List all lines of the data that include the string "threshold".

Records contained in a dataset
----------------
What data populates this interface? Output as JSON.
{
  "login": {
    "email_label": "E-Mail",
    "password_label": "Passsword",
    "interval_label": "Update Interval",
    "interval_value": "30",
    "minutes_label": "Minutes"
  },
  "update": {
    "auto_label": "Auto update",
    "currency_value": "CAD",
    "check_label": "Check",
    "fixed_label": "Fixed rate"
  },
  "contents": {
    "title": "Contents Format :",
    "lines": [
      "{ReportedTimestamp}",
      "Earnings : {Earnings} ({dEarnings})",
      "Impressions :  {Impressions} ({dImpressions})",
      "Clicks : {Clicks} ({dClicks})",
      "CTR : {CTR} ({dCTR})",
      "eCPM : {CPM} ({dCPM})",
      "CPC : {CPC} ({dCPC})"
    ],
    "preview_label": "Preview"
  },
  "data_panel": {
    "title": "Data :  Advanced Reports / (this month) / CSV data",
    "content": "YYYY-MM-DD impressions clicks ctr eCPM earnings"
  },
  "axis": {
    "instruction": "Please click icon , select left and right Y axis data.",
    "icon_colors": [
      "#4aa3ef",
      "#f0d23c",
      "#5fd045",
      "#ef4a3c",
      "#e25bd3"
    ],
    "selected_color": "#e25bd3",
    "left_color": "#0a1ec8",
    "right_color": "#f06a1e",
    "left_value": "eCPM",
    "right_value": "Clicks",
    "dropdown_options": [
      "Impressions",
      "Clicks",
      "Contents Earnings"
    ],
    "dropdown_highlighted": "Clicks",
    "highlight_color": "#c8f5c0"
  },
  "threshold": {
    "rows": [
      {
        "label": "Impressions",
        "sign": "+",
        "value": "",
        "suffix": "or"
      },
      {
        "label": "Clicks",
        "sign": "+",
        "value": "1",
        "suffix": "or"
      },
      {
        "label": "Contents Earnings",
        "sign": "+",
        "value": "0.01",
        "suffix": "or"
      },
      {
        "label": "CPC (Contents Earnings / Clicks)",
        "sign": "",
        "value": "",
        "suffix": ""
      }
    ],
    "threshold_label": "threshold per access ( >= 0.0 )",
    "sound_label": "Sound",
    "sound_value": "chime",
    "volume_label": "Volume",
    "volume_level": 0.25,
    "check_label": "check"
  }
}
----------------
> _Solved problem_:
  "threshold": {
    "threshold_label": "threshold per access ( >= 0.0 )",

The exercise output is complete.